• _What to work on_
Copy out the lines that include the word "ἀπαιτεῖται".

:::::

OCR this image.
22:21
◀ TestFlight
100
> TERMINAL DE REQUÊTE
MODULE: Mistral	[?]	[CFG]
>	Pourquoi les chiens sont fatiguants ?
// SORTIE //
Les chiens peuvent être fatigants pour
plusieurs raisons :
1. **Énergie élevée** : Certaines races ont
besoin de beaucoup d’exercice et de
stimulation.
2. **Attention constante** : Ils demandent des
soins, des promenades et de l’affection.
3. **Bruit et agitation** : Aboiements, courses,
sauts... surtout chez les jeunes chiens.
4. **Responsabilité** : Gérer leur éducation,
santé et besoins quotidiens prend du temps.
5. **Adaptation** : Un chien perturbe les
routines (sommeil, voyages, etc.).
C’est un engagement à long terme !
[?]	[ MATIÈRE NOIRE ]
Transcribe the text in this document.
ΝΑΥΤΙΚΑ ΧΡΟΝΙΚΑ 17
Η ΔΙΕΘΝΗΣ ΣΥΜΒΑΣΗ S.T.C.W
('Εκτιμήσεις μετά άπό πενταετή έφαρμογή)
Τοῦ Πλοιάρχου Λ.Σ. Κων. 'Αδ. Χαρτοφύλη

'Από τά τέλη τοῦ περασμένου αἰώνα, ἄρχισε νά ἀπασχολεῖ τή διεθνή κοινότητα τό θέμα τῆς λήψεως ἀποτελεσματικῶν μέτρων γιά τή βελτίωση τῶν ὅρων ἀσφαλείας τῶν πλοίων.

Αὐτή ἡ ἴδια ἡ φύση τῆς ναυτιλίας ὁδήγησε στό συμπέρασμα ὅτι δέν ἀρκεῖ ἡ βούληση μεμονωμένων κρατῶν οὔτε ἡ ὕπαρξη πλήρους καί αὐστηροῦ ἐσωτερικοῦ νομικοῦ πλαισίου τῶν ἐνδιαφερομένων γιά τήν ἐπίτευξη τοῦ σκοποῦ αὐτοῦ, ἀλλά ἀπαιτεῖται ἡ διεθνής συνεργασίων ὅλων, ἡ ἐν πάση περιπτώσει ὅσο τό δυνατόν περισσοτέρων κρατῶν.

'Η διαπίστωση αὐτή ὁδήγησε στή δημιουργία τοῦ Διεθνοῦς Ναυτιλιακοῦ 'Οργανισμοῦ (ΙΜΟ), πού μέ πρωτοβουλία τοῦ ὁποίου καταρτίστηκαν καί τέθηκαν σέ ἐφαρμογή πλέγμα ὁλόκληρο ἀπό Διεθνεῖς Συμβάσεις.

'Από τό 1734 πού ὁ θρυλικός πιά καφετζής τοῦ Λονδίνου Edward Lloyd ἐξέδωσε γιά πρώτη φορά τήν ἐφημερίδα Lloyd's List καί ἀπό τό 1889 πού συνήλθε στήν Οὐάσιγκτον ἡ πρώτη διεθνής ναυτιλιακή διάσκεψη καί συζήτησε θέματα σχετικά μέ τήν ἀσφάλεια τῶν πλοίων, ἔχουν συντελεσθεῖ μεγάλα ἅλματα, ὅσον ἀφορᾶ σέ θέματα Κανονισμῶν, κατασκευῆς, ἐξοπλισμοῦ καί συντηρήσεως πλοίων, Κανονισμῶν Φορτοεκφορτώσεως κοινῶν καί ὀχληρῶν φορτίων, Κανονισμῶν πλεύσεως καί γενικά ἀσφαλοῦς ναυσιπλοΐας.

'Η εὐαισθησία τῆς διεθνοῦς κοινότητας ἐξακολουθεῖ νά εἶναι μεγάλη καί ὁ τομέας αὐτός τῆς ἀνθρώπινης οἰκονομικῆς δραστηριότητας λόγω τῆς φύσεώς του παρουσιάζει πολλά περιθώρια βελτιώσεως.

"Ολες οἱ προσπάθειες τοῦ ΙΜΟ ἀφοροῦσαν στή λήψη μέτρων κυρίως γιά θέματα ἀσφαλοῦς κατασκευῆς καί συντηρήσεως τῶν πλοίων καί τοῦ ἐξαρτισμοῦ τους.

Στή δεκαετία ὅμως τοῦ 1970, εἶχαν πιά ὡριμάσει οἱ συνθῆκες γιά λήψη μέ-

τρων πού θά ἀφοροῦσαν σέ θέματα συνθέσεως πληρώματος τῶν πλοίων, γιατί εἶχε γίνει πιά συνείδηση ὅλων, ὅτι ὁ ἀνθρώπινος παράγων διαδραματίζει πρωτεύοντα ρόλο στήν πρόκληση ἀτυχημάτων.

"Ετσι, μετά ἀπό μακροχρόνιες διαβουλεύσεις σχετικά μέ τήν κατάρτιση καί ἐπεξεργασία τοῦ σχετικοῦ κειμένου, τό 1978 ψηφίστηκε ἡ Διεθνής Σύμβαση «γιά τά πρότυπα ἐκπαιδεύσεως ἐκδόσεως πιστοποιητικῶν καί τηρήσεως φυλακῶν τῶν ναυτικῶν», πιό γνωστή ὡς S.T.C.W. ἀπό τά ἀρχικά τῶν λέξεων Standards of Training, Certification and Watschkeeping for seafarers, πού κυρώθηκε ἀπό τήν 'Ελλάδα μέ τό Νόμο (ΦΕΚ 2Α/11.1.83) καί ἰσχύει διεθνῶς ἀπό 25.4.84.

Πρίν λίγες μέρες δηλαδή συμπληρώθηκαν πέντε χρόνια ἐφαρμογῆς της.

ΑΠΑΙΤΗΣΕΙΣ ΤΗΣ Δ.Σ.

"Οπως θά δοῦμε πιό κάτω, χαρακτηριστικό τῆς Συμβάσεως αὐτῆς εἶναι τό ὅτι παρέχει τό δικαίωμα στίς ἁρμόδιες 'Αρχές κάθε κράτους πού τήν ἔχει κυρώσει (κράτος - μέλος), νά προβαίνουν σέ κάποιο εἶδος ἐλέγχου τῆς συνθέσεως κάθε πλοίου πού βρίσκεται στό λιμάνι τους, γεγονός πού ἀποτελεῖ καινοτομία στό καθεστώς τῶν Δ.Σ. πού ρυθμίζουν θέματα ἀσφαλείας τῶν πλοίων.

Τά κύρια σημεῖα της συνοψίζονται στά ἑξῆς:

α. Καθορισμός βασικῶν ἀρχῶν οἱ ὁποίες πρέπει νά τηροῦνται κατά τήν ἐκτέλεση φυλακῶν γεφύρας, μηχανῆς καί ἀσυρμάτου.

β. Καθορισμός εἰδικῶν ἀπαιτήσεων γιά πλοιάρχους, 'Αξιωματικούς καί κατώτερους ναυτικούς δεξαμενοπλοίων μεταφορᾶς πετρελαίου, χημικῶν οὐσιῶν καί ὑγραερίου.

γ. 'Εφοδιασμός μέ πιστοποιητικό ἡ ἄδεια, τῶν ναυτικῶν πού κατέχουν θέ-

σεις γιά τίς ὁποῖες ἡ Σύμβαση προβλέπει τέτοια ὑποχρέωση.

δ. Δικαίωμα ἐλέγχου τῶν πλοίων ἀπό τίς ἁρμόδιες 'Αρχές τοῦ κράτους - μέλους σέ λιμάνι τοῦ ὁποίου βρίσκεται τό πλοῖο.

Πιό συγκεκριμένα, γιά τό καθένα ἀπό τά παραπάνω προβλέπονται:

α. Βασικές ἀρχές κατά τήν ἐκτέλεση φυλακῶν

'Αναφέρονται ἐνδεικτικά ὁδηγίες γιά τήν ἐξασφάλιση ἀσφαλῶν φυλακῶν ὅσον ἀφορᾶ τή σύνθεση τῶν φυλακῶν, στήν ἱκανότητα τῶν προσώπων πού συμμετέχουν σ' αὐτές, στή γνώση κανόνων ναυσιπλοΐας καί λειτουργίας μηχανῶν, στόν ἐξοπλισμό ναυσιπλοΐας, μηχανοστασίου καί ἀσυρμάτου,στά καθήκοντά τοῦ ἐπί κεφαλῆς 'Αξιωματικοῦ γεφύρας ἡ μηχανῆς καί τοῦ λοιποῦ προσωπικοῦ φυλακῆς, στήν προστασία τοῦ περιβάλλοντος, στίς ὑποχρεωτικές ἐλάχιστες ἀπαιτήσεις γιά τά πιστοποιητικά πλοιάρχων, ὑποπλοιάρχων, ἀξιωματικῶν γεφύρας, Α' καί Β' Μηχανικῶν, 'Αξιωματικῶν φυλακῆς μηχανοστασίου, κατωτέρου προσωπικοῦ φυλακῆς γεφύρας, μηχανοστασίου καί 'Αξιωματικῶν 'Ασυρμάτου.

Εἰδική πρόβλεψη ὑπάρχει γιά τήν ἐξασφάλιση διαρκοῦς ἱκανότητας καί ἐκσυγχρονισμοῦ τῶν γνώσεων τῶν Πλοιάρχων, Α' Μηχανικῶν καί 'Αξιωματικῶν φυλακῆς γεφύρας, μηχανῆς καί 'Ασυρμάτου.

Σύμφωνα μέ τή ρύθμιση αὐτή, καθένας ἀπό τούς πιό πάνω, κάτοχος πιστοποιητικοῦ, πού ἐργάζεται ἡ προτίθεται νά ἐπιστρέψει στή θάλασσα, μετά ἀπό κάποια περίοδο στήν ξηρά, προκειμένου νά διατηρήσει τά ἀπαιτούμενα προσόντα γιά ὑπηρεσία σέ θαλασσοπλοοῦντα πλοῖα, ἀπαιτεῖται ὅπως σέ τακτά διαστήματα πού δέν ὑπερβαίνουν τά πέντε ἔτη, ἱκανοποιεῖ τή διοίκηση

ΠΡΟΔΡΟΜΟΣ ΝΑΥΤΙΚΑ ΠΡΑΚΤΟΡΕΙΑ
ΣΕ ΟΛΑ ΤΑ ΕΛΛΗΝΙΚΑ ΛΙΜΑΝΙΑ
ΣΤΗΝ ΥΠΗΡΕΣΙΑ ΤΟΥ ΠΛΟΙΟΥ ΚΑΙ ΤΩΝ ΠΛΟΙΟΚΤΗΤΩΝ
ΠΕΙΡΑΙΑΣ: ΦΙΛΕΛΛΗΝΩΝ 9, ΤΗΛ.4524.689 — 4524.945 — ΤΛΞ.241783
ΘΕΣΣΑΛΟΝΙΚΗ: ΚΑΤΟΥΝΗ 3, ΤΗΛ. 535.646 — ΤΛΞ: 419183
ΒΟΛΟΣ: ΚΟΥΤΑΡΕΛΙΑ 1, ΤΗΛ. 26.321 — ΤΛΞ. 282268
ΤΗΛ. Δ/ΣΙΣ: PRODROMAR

:::::

• _Finished task_
Αὐτή ἡ ἴδια ἡ φύση τῆς ναυτιλίας ὁδήγησε στό συμπέρασμα ὅτι δέν ἀρκεῖ ἡ βούληση μεμονωμένων κρατῶν οὔτε ἡ ὕπαρξη πλήρους καί αὐστηροῦ ἐσωτερικοῦ νομικοῦ πλαισίου τῶν ἐνδιαφερομένων γιά τήν ἐπίτευξη τοῦ σκοποῦ αὐτοῦ, ἀλλά ἀπαιτεῖται ἡ διεθνής συνεργασίων ὅλων, ἡ ἐν πάση περιπτώσει ὅσο τό δυνατόν περισσοτέρων κρατῶν.
Σύμφωνα μέ τή ρύθμιση αὐτή, καθένας ἀπό τούς πιό πάνω, κάτοχος πιστοποιητικοῦ, πού ἐργάζεται ἡ προτίθεται νά ἐπιστρέψει στή θάλασσα, μετά ἀπό κάποια περίοδο στήν ξηρά, προκειμένου νά διατηρήσει τά ἀπαιτούμενα προσόντα γιά ὑπηρεσία σέ θαλασσοπλοοῦντα πλοῖα, ἀπαιτεῖται ὅπως σέ τακτά διαστήματα πού δέν ὑπερβαίνουν τά πέντε ἔτη, ἱκανοποιεῖ τή διοίκηση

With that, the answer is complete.